-- Available records start --

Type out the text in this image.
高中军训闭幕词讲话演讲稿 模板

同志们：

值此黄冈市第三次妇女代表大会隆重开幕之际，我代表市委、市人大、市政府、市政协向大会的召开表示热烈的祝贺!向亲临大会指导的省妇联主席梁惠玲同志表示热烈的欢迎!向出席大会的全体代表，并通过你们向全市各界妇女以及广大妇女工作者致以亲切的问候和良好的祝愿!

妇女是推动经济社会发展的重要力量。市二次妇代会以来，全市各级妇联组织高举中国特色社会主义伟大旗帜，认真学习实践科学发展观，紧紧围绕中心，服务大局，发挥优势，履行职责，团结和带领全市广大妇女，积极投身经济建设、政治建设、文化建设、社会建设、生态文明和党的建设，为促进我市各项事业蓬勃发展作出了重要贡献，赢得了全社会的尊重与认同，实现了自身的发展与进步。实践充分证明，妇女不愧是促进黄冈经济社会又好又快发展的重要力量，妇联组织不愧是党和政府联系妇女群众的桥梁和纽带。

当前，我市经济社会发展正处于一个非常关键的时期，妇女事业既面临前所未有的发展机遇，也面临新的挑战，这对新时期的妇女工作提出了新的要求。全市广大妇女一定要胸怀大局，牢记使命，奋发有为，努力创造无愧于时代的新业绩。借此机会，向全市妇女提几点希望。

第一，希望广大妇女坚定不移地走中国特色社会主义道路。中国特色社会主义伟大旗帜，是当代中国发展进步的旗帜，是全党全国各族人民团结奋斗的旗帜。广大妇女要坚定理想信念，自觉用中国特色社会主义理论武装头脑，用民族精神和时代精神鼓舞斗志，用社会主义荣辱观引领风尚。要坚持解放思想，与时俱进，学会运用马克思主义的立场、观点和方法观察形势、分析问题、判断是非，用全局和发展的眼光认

-- Available records end --

Given problem ::
Each of the records should be retyped exactly.

Exercise answer ::
Type out the text in this image.
高中军训闭幕词讲话演讲稿 模板

同志们：

值此黄冈市第三次妇女代表大会隆重开幕之际，我代表市委、市人大、市政府、市政协向大会的召开表示热烈的祝贺!向亲临大会指导的省妇联主席梁惠玲同志表示热烈的欢迎!向出席大会的全体代表，并通过你们向全市各界妇女以及广大妇女工作者致以亲切的问候和良好的祝愿!

妇女是推动经济社会发展的重要力量。市二次妇代会以来，全市各级妇联组织高举中国特色社会主义伟大旗帜，认真学习实践科学发展观，紧紧围绕中心，服务大局，发挥优势，履行职责，团结和带领全市广大妇女，积极投身经济建设、政治建设、文化建设、社会建设、生态文明和党的建设，为促进我市各项事业蓬勃发展作出了重要贡献，赢得了全社会的尊重与认同，实现了自身的发展与进步。实践充分证明，妇女不愧是促进黄冈经济社会又好又快发展的重要力量，妇联组织不愧是党和政府联系妇女群众的桥梁和纽带。

当前，我市经济社会发展正处于一个非常关键的时期，妇女事业既面临前所未有的发展机遇，也面临新的挑战，这对新时期的妇女工作提出了新的要求。全市广大妇女一定要胸怀大局，牢记使命，奋发有为，努力创造无愧于时代的新业绩。借此机会，向全市妇女提几点希望。

第一，希望广大妇女坚定不移地走中国特色社会主义道路。中国特色社会主义伟大旗帜，是当代中国发展进步的旗帜，是全党全国各族人民团结奋斗的旗帜。广大妇女要坚定理想信念，自觉用中国特色社会主义理论武装头脑，用民族精神和时代精神鼓舞斗志，用社会主义荣辱观引领风尚。要坚持解放思想，与时俱进，学会运用马克思主义的立场、观点和方法观察形势、分析问题、判断是非，用全局和发展的眼光认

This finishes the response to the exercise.